++++ Data to use

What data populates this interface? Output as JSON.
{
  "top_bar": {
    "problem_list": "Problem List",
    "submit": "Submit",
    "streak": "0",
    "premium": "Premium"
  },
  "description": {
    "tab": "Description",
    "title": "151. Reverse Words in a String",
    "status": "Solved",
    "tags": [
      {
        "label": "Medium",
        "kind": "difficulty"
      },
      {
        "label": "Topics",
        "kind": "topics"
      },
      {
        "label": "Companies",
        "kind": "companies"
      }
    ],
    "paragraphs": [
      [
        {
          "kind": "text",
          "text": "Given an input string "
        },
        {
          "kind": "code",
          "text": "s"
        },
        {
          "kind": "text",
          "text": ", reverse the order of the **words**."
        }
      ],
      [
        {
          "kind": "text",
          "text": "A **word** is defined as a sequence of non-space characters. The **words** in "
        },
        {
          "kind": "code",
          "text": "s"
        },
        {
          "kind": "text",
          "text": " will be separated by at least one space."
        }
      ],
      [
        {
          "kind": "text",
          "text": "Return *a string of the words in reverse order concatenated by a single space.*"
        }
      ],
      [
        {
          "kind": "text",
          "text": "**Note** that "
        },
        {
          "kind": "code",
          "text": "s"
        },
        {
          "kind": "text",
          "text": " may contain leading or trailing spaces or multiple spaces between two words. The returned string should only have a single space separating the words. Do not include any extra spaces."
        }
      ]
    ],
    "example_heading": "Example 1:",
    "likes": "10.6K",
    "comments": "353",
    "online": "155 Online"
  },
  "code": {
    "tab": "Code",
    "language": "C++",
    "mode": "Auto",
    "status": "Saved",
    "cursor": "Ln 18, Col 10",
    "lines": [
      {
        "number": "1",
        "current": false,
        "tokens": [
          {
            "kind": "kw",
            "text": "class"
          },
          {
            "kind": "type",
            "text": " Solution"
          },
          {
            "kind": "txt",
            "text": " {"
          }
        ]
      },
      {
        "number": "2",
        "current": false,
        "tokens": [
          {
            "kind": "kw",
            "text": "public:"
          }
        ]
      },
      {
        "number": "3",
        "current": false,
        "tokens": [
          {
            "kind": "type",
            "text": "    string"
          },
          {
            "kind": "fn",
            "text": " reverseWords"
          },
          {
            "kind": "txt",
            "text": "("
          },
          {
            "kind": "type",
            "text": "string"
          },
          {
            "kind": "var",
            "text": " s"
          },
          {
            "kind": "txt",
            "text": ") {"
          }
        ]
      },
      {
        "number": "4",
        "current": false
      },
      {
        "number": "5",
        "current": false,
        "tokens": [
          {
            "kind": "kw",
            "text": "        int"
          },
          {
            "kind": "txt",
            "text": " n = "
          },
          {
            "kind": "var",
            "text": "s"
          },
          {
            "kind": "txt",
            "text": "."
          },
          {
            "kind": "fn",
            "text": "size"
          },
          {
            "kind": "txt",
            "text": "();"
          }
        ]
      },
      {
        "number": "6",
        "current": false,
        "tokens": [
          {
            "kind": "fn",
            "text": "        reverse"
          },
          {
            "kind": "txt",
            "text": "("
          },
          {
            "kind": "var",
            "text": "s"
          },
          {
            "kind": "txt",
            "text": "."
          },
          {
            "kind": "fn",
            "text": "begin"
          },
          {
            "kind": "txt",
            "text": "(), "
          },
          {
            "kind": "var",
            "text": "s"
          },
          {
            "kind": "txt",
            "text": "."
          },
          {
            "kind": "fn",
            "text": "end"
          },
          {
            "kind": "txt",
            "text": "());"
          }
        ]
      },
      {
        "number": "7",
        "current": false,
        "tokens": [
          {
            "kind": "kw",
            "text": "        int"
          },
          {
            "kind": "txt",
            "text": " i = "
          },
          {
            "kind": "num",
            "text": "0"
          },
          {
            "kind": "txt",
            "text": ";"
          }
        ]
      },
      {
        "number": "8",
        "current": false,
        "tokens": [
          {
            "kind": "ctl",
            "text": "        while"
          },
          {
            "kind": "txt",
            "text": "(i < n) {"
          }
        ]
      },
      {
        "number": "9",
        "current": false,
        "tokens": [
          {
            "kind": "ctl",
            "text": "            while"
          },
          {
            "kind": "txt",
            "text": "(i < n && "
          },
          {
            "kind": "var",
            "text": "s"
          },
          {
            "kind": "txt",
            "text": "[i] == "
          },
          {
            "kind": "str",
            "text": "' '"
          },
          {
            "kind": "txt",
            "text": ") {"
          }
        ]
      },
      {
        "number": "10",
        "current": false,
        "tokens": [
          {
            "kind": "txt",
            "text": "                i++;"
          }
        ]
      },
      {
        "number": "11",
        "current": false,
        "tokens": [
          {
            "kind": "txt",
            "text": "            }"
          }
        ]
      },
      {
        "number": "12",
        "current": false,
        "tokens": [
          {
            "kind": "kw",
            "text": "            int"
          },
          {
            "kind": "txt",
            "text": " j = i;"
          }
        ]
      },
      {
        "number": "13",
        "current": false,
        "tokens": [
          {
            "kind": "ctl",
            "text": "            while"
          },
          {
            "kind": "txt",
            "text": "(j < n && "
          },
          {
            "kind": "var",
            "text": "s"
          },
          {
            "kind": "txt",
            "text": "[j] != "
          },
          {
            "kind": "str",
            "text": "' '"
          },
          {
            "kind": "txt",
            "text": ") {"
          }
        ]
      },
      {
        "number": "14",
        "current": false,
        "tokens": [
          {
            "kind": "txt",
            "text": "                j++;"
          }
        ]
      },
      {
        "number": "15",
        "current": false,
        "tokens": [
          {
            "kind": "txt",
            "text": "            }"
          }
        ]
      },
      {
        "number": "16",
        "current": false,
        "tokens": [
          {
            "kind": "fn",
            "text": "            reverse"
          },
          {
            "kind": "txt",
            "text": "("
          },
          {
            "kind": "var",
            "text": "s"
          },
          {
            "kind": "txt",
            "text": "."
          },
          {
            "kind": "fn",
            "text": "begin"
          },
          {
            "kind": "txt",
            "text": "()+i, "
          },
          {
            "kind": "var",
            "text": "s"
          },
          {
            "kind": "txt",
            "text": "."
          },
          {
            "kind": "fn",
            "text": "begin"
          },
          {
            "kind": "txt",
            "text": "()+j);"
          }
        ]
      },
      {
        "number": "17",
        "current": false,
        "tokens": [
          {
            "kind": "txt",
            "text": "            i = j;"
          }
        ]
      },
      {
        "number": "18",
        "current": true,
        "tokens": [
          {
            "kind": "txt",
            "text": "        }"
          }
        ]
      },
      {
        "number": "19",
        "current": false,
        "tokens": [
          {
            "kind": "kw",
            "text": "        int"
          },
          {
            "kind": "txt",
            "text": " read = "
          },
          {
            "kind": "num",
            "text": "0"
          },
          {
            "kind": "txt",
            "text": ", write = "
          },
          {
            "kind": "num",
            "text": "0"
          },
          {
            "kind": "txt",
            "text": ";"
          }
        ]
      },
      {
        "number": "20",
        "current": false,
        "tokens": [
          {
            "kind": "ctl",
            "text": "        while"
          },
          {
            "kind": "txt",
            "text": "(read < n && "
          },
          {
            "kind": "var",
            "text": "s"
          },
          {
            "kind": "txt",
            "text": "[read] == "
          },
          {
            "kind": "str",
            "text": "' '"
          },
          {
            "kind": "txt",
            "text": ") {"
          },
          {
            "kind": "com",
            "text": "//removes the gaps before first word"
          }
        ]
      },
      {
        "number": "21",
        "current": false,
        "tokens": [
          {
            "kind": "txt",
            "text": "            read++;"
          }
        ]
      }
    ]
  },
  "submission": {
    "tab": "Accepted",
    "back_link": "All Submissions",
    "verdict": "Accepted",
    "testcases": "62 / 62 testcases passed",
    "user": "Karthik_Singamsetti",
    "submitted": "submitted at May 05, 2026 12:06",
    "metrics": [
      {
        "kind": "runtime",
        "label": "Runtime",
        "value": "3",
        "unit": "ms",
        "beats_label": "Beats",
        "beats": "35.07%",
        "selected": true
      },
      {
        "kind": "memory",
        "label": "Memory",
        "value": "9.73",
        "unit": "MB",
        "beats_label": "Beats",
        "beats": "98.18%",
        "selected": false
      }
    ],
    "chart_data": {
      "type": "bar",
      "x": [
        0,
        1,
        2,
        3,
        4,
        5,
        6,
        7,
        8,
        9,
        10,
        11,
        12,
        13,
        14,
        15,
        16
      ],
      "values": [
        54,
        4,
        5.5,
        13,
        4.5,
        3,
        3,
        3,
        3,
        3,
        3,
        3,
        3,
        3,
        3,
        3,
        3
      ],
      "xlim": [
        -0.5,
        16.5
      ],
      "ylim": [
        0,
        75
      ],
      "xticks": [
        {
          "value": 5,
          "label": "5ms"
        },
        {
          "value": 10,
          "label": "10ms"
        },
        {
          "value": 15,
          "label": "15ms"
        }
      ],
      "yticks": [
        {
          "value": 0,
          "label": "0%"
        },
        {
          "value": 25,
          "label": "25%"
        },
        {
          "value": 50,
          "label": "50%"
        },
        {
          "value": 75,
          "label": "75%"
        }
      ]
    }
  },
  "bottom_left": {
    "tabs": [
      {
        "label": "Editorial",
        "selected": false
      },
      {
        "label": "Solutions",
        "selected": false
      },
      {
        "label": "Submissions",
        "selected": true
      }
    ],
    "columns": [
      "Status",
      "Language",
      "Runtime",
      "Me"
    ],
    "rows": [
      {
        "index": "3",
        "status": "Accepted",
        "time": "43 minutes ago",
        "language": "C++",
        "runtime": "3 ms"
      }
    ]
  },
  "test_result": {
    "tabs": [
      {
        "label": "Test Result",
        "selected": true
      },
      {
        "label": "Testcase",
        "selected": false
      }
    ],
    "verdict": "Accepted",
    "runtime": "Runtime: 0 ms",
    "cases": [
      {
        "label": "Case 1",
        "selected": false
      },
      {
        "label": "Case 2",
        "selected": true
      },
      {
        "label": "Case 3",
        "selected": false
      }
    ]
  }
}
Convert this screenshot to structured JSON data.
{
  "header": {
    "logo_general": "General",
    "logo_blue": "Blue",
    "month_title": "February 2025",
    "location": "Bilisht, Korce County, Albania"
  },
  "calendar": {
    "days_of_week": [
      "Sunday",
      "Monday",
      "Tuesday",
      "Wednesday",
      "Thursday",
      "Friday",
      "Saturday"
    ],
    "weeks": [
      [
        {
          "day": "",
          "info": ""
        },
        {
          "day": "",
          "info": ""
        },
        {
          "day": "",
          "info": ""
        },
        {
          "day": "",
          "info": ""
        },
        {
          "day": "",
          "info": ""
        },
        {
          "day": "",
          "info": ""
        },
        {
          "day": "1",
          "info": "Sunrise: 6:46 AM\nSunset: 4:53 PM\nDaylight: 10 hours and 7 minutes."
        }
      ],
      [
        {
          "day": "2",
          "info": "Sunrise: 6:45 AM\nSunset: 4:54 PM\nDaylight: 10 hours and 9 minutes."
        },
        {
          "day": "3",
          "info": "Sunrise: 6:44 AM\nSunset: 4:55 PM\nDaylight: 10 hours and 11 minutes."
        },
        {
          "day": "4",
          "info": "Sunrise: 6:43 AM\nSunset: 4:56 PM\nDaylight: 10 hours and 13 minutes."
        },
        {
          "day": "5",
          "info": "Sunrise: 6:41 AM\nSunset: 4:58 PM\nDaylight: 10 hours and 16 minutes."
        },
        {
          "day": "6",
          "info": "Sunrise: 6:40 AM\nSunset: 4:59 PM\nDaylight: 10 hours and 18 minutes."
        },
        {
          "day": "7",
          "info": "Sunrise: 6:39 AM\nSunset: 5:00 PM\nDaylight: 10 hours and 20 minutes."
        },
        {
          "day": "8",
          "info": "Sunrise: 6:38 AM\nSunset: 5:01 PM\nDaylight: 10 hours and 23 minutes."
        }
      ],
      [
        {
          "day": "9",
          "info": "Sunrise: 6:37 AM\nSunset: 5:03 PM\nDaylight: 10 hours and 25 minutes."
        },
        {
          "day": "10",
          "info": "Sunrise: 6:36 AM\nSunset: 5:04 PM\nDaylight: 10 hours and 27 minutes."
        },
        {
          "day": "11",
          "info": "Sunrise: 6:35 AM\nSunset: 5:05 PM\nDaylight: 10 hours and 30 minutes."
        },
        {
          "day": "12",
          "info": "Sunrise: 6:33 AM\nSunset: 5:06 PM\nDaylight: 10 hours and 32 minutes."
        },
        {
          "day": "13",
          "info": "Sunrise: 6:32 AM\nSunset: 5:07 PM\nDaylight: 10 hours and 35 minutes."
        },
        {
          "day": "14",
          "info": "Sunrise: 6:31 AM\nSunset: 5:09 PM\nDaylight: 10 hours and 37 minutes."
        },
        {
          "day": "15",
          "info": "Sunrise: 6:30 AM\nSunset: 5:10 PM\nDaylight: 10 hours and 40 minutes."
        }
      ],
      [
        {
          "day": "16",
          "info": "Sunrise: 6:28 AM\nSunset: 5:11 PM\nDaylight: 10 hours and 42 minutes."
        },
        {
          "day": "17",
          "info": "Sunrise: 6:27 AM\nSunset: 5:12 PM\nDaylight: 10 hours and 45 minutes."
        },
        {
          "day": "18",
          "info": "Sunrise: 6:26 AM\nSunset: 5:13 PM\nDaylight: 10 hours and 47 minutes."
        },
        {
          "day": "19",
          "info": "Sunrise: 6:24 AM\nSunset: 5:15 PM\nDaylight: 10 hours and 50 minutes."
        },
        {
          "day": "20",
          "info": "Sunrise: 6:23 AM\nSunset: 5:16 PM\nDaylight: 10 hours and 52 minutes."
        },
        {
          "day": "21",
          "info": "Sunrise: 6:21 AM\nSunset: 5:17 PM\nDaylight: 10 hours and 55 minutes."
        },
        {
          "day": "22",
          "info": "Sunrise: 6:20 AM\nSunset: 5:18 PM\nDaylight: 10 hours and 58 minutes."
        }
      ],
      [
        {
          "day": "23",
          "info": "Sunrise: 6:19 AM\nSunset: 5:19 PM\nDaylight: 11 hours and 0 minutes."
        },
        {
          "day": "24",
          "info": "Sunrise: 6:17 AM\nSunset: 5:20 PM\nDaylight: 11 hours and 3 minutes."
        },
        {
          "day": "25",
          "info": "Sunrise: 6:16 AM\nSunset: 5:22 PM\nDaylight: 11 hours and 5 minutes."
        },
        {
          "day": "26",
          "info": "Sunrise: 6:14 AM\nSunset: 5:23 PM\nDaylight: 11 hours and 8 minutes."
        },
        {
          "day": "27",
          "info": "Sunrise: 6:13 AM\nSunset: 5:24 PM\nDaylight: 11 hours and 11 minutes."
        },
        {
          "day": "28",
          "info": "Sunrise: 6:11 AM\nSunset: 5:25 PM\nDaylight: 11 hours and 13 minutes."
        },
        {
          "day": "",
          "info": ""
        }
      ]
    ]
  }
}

++++++++

* **Written task**:
Search the records for the string "this" and return every line in which it occurs.

* **Result of the exercise**:
What data populates this interface? Output as JSON.
Convert this screenshot to structured JSON data.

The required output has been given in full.